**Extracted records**
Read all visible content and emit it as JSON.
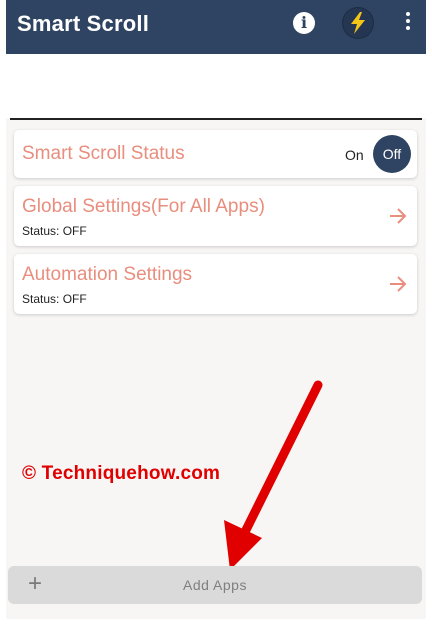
{
  "app": {
    "title": "Smart Scroll",
    "colors": {
      "appbar": "#2f4462",
      "accent_text": "#e98e7e",
      "background": "#f7f6f5",
      "watermark": "#e10000",
      "annotation_arrow": "#e00000"
    }
  },
  "toolbar": {
    "info_glyph": "i",
    "info_icon": "info-icon",
    "power_icon": "lightning-bolt-icon",
    "more_icon": "more-vert-icon"
  },
  "cards": {
    "status": {
      "title": "Smart Scroll Status",
      "on_label": "On",
      "off_label": "Off"
    },
    "global": {
      "title": "Global Settings(For All Apps)",
      "status": "Status: OFF",
      "icon": "arrow-right-icon"
    },
    "automation": {
      "title": "Automation Settings",
      "status": "Status: OFF",
      "icon": "arrow-right-icon"
    }
  },
  "watermark": {
    "text": "© Techniquehow.com"
  },
  "bottom_bar": {
    "plus": "+",
    "label": "Add Apps"
  }
}
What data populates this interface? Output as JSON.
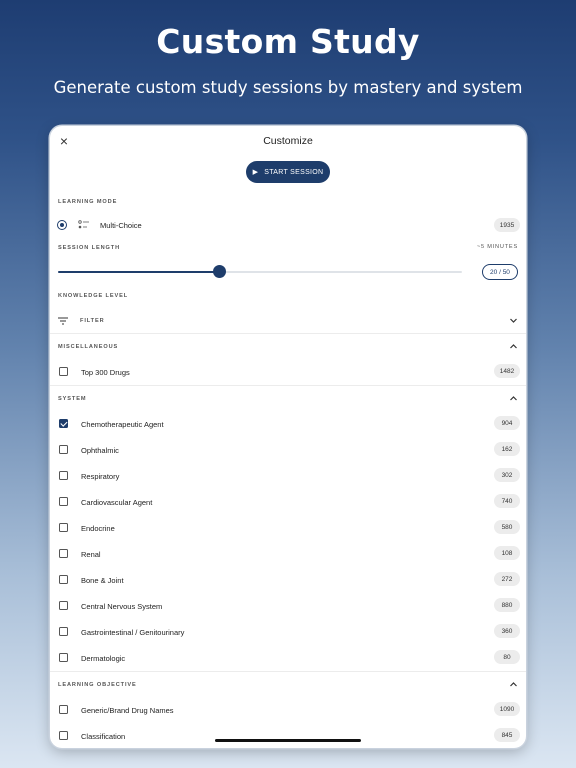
{
  "hero": {
    "title": "Custom Study",
    "subtitle": "Generate custom study sessions by mastery and system"
  },
  "topbar": {
    "close_icon": "×",
    "title": "Customize"
  },
  "start_button": {
    "icon": "▶",
    "label": "START SESSION"
  },
  "learning_mode": {
    "label": "LEARNING MODE",
    "option": "Multi-Choice",
    "count": "1935"
  },
  "session_length": {
    "label": "SESSION LENGTH",
    "estimate": "~5 MINUTES",
    "value": "20 / 50",
    "current": 20,
    "max": 50
  },
  "knowledge_level": {
    "label": "KNOWLEDGE LEVEL",
    "filter_label": "FILTER"
  },
  "miscellaneous": {
    "label": "MISCELLANEOUS",
    "items": [
      {
        "label": "Top 300 Drugs",
        "count": "1482",
        "checked": false
      }
    ]
  },
  "system": {
    "label": "SYSTEM",
    "items": [
      {
        "label": "Chemotherapeutic Agent",
        "count": "904",
        "checked": true
      },
      {
        "label": "Ophthalmic",
        "count": "162",
        "checked": false
      },
      {
        "label": "Respiratory",
        "count": "302",
        "checked": false
      },
      {
        "label": "Cardiovascular Agent",
        "count": "740",
        "checked": false
      },
      {
        "label": "Endocrine",
        "count": "580",
        "checked": false
      },
      {
        "label": "Renal",
        "count": "108",
        "checked": false
      },
      {
        "label": "Bone & Joint",
        "count": "272",
        "checked": false
      },
      {
        "label": "Central Nervous System",
        "count": "880",
        "checked": false
      },
      {
        "label": "Gastrointestinal / Genitourinary",
        "count": "360",
        "checked": false
      },
      {
        "label": "Dermatologic",
        "count": "80",
        "checked": false
      }
    ]
  },
  "learning_objective": {
    "label": "LEARNING OBJECTIVE",
    "items": [
      {
        "label": "Generic/Brand Drug Names",
        "count": "1090",
        "checked": false
      },
      {
        "label": "Classification",
        "count": "845",
        "checked": false
      }
    ]
  },
  "colors": {
    "accent": "#1e3d6b",
    "badge_bg": "#ececec"
  }
}
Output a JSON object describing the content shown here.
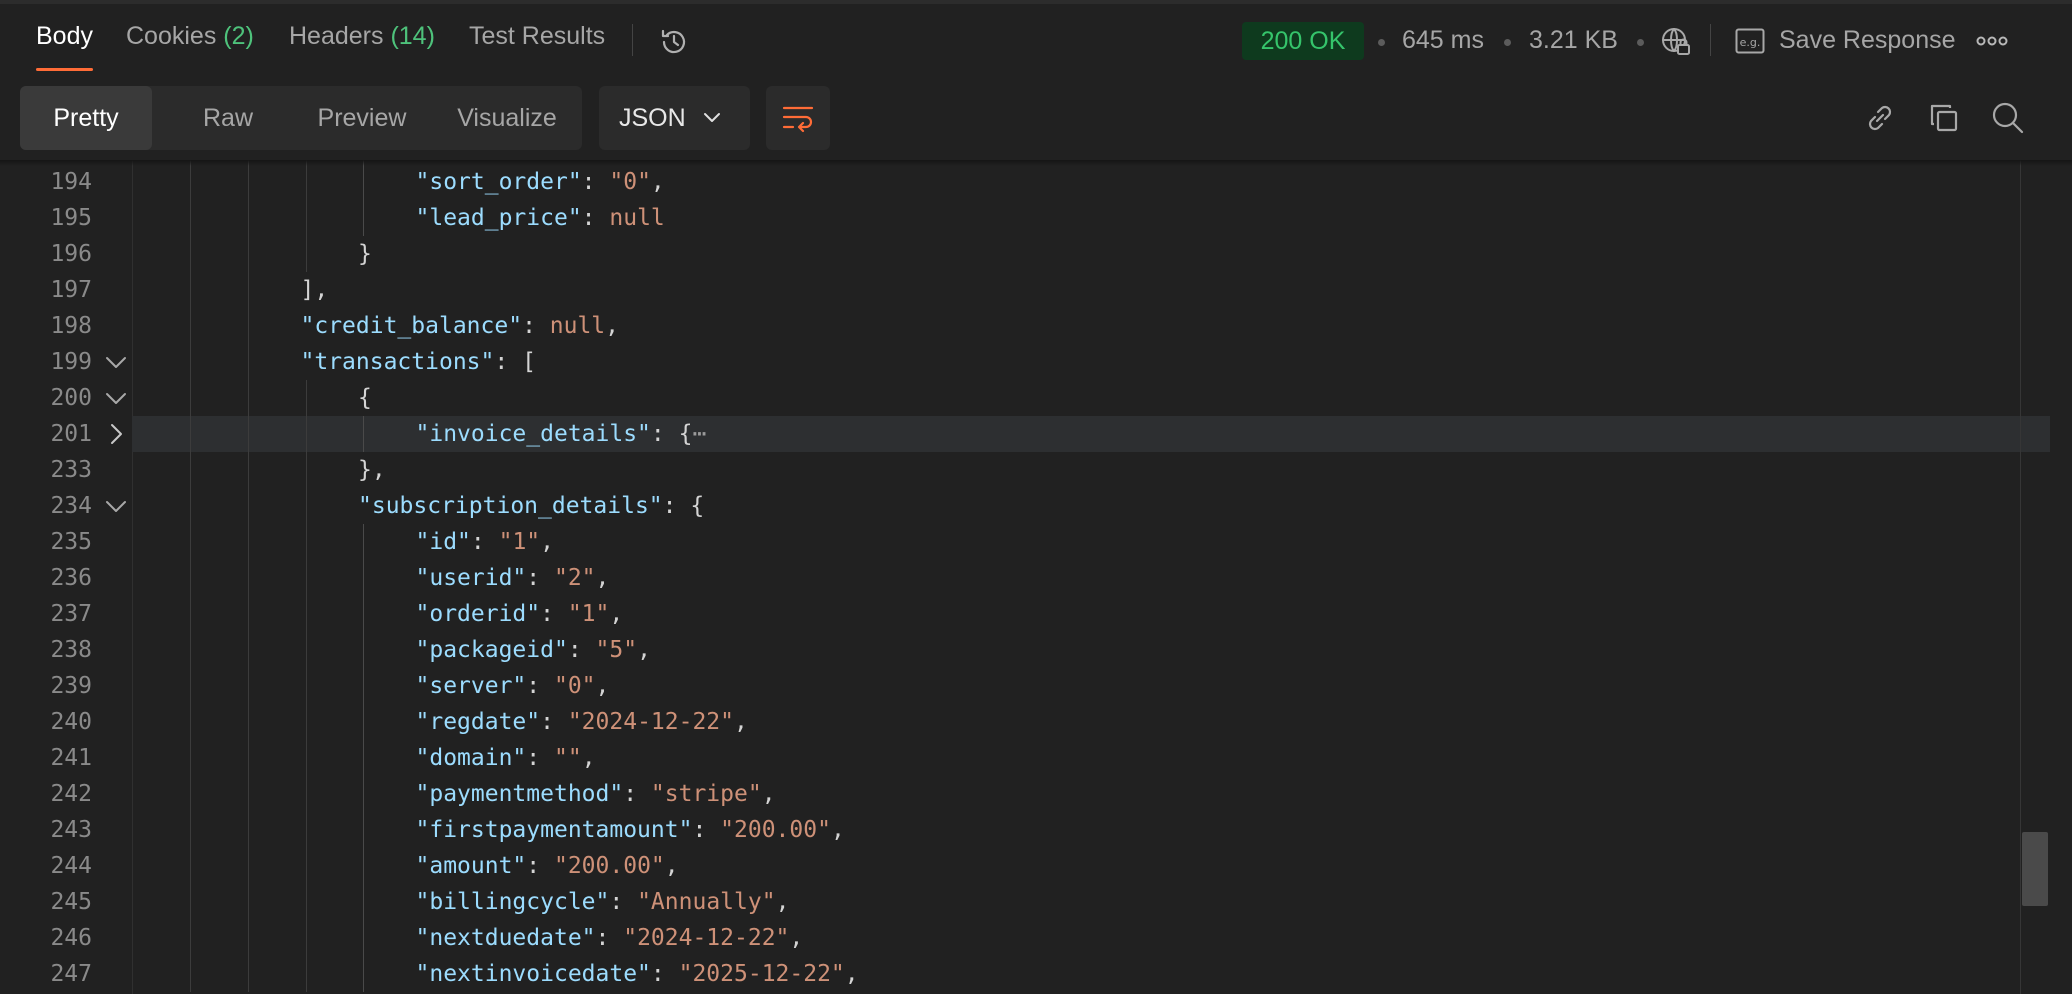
{
  "tabs": [
    {
      "label": "Body",
      "count": ""
    },
    {
      "label": "Cookies",
      "count": "(2)"
    },
    {
      "label": "Headers",
      "count": "(14)"
    },
    {
      "label": "Test Results",
      "count": ""
    }
  ],
  "status": {
    "code": "200 OK",
    "time": "645 ms",
    "size": "3.21 KB",
    "save_label": "Save Response"
  },
  "icons": {
    "history": "history-icon",
    "network": "globe-lock-icon",
    "example": "example-icon",
    "more": "more-icon",
    "wrap": "wrap-lines-icon",
    "link": "link-icon",
    "copy": "copy-icon",
    "search": "search-icon",
    "fold_open": "chevron-down-icon",
    "fold_closed": "chevron-right-icon"
  },
  "colors": {
    "accent": "#ff6c37",
    "status_ok": "#35c46b",
    "json_key": "#9cdcfe",
    "json_string": "#ce9178"
  },
  "toolbar": {
    "views": [
      "Pretty",
      "Raw",
      "Preview",
      "Visualize"
    ],
    "active_view": "Pretty",
    "format": "JSON"
  },
  "code": {
    "lines": [
      {
        "ln": "194",
        "parts": [
          {
            "c": "k",
            "t": "\"sort_order\""
          },
          {
            "c": "p",
            "t": ": "
          },
          {
            "c": "s",
            "t": "\"0\""
          },
          {
            "c": "p",
            "t": ","
          }
        ]
      },
      {
        "ln": "195",
        "parts": [
          {
            "c": "k",
            "t": "\"lead_price\""
          },
          {
            "c": "p",
            "t": ": "
          },
          {
            "c": "n",
            "t": "null"
          }
        ]
      },
      {
        "ln": "196",
        "parts": [
          {
            "c": "p",
            "t": "}"
          }
        ]
      },
      {
        "ln": "197",
        "parts": [
          {
            "c": "p",
            "t": "],"
          }
        ]
      },
      {
        "ln": "198",
        "parts": [
          {
            "c": "k",
            "t": "\"credit_balance\""
          },
          {
            "c": "p",
            "t": ": "
          },
          {
            "c": "n",
            "t": "null"
          },
          {
            "c": "p",
            "t": ","
          }
        ]
      },
      {
        "ln": "199",
        "parts": [
          {
            "c": "k",
            "t": "\"transactions\""
          },
          {
            "c": "p",
            "t": ": ["
          }
        ]
      },
      {
        "ln": "200",
        "parts": [
          {
            "c": "p",
            "t": "{"
          }
        ]
      },
      {
        "ln": "201",
        "parts": [
          {
            "c": "k",
            "t": "\"invoice_details\""
          },
          {
            "c": "p",
            "t": ": {"
          },
          {
            "c": "ell",
            "t": "⋯"
          }
        ]
      },
      {
        "ln": "233",
        "parts": [
          {
            "c": "p",
            "t": "},"
          }
        ]
      },
      {
        "ln": "234",
        "parts": [
          {
            "c": "k",
            "t": "\"subscription_details\""
          },
          {
            "c": "p",
            "t": ": {"
          }
        ]
      },
      {
        "ln": "235",
        "parts": [
          {
            "c": "k",
            "t": "\"id\""
          },
          {
            "c": "p",
            "t": ": "
          },
          {
            "c": "s",
            "t": "\"1\""
          },
          {
            "c": "p",
            "t": ","
          }
        ]
      },
      {
        "ln": "236",
        "parts": [
          {
            "c": "k",
            "t": "\"userid\""
          },
          {
            "c": "p",
            "t": ": "
          },
          {
            "c": "s",
            "t": "\"2\""
          },
          {
            "c": "p",
            "t": ","
          }
        ]
      },
      {
        "ln": "237",
        "parts": [
          {
            "c": "k",
            "t": "\"orderid\""
          },
          {
            "c": "p",
            "t": ": "
          },
          {
            "c": "s",
            "t": "\"1\""
          },
          {
            "c": "p",
            "t": ","
          }
        ]
      },
      {
        "ln": "238",
        "parts": [
          {
            "c": "k",
            "t": "\"packageid\""
          },
          {
            "c": "p",
            "t": ": "
          },
          {
            "c": "s",
            "t": "\"5\""
          },
          {
            "c": "p",
            "t": ","
          }
        ]
      },
      {
        "ln": "239",
        "parts": [
          {
            "c": "k",
            "t": "\"server\""
          },
          {
            "c": "p",
            "t": ": "
          },
          {
            "c": "s",
            "t": "\"0\""
          },
          {
            "c": "p",
            "t": ","
          }
        ]
      },
      {
        "ln": "240",
        "parts": [
          {
            "c": "k",
            "t": "\"regdate\""
          },
          {
            "c": "p",
            "t": ": "
          },
          {
            "c": "s",
            "t": "\"2024-12-22\""
          },
          {
            "c": "p",
            "t": ","
          }
        ]
      },
      {
        "ln": "241",
        "parts": [
          {
            "c": "k",
            "t": "\"domain\""
          },
          {
            "c": "p",
            "t": ": "
          },
          {
            "c": "s",
            "t": "\"\""
          },
          {
            "c": "p",
            "t": ","
          }
        ]
      },
      {
        "ln": "242",
        "parts": [
          {
            "c": "k",
            "t": "\"paymentmethod\""
          },
          {
            "c": "p",
            "t": ": "
          },
          {
            "c": "s",
            "t": "\"stripe\""
          },
          {
            "c": "p",
            "t": ","
          }
        ]
      },
      {
        "ln": "243",
        "parts": [
          {
            "c": "k",
            "t": "\"firstpaymentamount\""
          },
          {
            "c": "p",
            "t": ": "
          },
          {
            "c": "s",
            "t": "\"200.00\""
          },
          {
            "c": "p",
            "t": ","
          }
        ]
      },
      {
        "ln": "244",
        "parts": [
          {
            "c": "k",
            "t": "\"amount\""
          },
          {
            "c": "p",
            "t": ": "
          },
          {
            "c": "s",
            "t": "\"200.00\""
          },
          {
            "c": "p",
            "t": ","
          }
        ]
      },
      {
        "ln": "245",
        "parts": [
          {
            "c": "k",
            "t": "\"billingcycle\""
          },
          {
            "c": "p",
            "t": ": "
          },
          {
            "c": "s",
            "t": "\"Annually\""
          },
          {
            "c": "p",
            "t": ","
          }
        ]
      },
      {
        "ln": "246",
        "parts": [
          {
            "c": "k",
            "t": "\"nextduedate\""
          },
          {
            "c": "p",
            "t": ": "
          },
          {
            "c": "s",
            "t": "\"2024-12-22\""
          },
          {
            "c": "p",
            "t": ","
          }
        ]
      },
      {
        "ln": "247",
        "parts": [
          {
            "c": "k",
            "t": "\"nextinvoicedate\""
          },
          {
            "c": "p",
            "t": ": "
          },
          {
            "c": "s",
            "t": "\"2025-12-22\""
          },
          {
            "c": "p",
            "t": ","
          }
        ]
      }
    ]
  }
}
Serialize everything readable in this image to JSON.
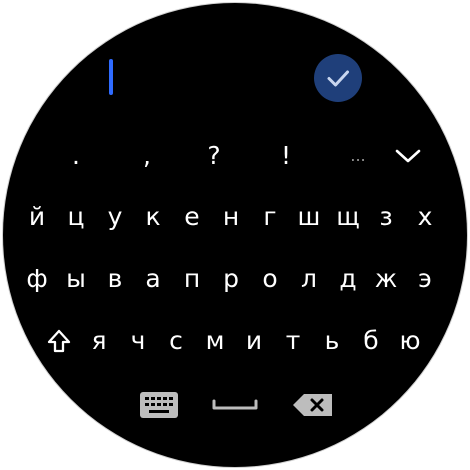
{
  "colors": {
    "background": "#000000",
    "cursor": "#2f6bff",
    "confirm_button": "#1f3f7a",
    "key_text": "#ffffff",
    "icon_gray": "#bdbdbd"
  },
  "icons": {
    "confirm": "checkmark-icon",
    "collapse": "chevron-down-icon",
    "shift": "shift-arrow-icon",
    "keyboard": "keyboard-icon",
    "space": "space-bar-icon",
    "backspace": "backspace-icon"
  },
  "punctuation": [
    ".",
    ",",
    "?",
    "!",
    "..."
  ],
  "rows": [
    [
      "й",
      "ц",
      "у",
      "к",
      "е",
      "н",
      "г",
      "ш",
      "щ",
      "з",
      "х"
    ],
    [
      "ф",
      "ы",
      "в",
      "а",
      "п",
      "р",
      "о",
      "л",
      "д",
      "ж",
      "э"
    ],
    [
      "я",
      "ч",
      "с",
      "м",
      "и",
      "т",
      "ь",
      "б",
      "ю"
    ]
  ]
}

**Work to do**
Search the data for the string "background". List each line that has it.

**Response to this task**
      "background": "#f7f6f5",
    "background": "#000000",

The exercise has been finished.